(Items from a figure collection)
• • •
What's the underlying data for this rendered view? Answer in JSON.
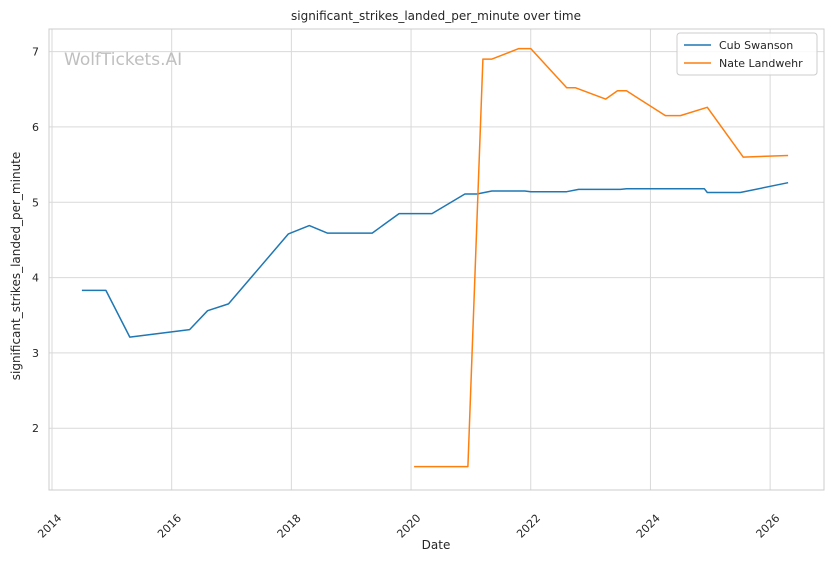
{
  "chart_data": {
    "type": "line",
    "title": "significant_strikes_landed_per_minute over time",
    "xlabel": "Date",
    "ylabel": "significant_strikes_landed_per_minute",
    "watermark": "WolfTickets.AI",
    "xlim": [
      2013.95,
      2026.9
    ],
    "ylim": [
      1.18,
      7.3
    ],
    "x_ticks": [
      2014,
      2016,
      2018,
      2020,
      2022,
      2024,
      2026
    ],
    "y_ticks": [
      2,
      3,
      4,
      5,
      6,
      7
    ],
    "grid": true,
    "legend_position": "top-right",
    "series": [
      {
        "name": "Cub Swanson",
        "color": "#1f77b4",
        "points": [
          [
            2014.5,
            3.83
          ],
          [
            2014.9,
            3.83
          ],
          [
            2015.3,
            3.21
          ],
          [
            2016.3,
            3.31
          ],
          [
            2016.6,
            3.56
          ],
          [
            2016.95,
            3.65
          ],
          [
            2017.95,
            4.58
          ],
          [
            2018.3,
            4.69
          ],
          [
            2018.6,
            4.59
          ],
          [
            2019.35,
            4.59
          ],
          [
            2019.8,
            4.85
          ],
          [
            2020.35,
            4.85
          ],
          [
            2020.9,
            5.11
          ],
          [
            2021.1,
            5.11
          ],
          [
            2021.35,
            5.15
          ],
          [
            2021.9,
            5.15
          ],
          [
            2022.0,
            5.14
          ],
          [
            2022.6,
            5.14
          ],
          [
            2022.8,
            5.17
          ],
          [
            2023.5,
            5.17
          ],
          [
            2023.6,
            5.18
          ],
          [
            2024.9,
            5.18
          ],
          [
            2024.95,
            5.13
          ],
          [
            2025.5,
            5.13
          ],
          [
            2026.3,
            5.26
          ]
        ]
      },
      {
        "name": "Nate Landwehr",
        "color": "#ff7f0e",
        "points": [
          [
            2020.05,
            1.49
          ],
          [
            2020.95,
            1.49
          ],
          [
            2021.2,
            6.9
          ],
          [
            2021.35,
            6.9
          ],
          [
            2021.8,
            7.04
          ],
          [
            2022.0,
            7.04
          ],
          [
            2022.6,
            6.52
          ],
          [
            2022.75,
            6.52
          ],
          [
            2023.25,
            6.37
          ],
          [
            2023.45,
            6.48
          ],
          [
            2023.6,
            6.48
          ],
          [
            2024.25,
            6.15
          ],
          [
            2024.5,
            6.15
          ],
          [
            2024.95,
            6.26
          ],
          [
            2025.55,
            5.6
          ],
          [
            2026.3,
            5.62
          ]
        ]
      }
    ]
  }
}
• • •
● **Given task**: Restate each of the entries above word for word and skip every image.

● **Answer to this task**:
What's the underlying data for this rendered view? Answer in JSON.
{
  "chart_data": {
    "type": "line",
    "title": "significant_strikes_landed_per_minute over time",
    "xlabel": "Date",
    "ylabel": "significant_strikes_landed_per_minute",
    "watermark": "WolfTickets.AI",
    "xlim": [
      2013.95,
      2026.9
    ],
    "ylim": [
      1.18,
      7.3
    ],
    "x_ticks": [
      2014,
      2016,
      2018,
      2020,
      2022,
      2024,
      2026
    ],
    "y_ticks": [
      2,
      3,
      4,
      5,
      6,
      7
    ],
    "grid": true,
    "legend_position": "top-right",
    "series": [
      {
        "name": "Cub Swanson",
        "color": "#1f77b4",
        "points": [
          [
            2014.5,
            3.83
          ],
          [
            2014.9,
            3.83
          ],
          [
            2015.3,
            3.21
          ],
          [
            2016.3,
            3.31
          ],
          [
            2016.6,
            3.56
          ],
          [
            2016.95,
            3.65
          ],
          [
            2017.95,
            4.58
          ],
          [
            2018.3,
            4.69
          ],
          [
            2018.6,
            4.59
          ],
          [
            2019.35,
            4.59
          ],
          [
            2019.8,
            4.85
          ],
          [
            2020.35,
            4.85
          ],
          [
            2020.9,
            5.11
          ],
          [
            2021.1,
            5.11
          ],
          [
            2021.35,
            5.15
          ],
          [
            2021.9,
            5.15
          ],
          [
            2022.0,
            5.14
          ],
          [
            2022.6,
            5.14
          ],
          [
            2022.8,
            5.17
          ],
          [
            2023.5,
            5.17
          ],
          [
            2023.6,
            5.18
          ],
          [
            2024.9,
            5.18
          ],
          [
            2024.95,
            5.13
          ],
          [
            2025.5,
            5.13
          ],
          [
            2026.3,
            5.26
          ]
        ]
      },
      {
        "name": "Nate Landwehr",
        "color": "#ff7f0e",
        "points": [
          [
            2020.05,
            1.49
          ],
          [
            2020.95,
            1.49
          ],
          [
            2021.2,
            6.9
          ],
          [
            2021.35,
            6.9
          ],
          [
            2021.8,
            7.04
          ],
          [
            2022.0,
            7.04
          ],
          [
            2022.6,
            6.52
          ],
          [
            2022.75,
            6.52
          ],
          [
            2023.25,
            6.37
          ],
          [
            2023.45,
            6.48
          ],
          [
            2023.6,
            6.48
          ],
          [
            2024.25,
            6.15
          ],
          [
            2024.5,
            6.15
          ],
          [
            2024.95,
            6.26
          ],
          [
            2025.55,
            5.6
          ],
          [
            2026.3,
            5.62
          ]
        ]
      }
    ]
  }
}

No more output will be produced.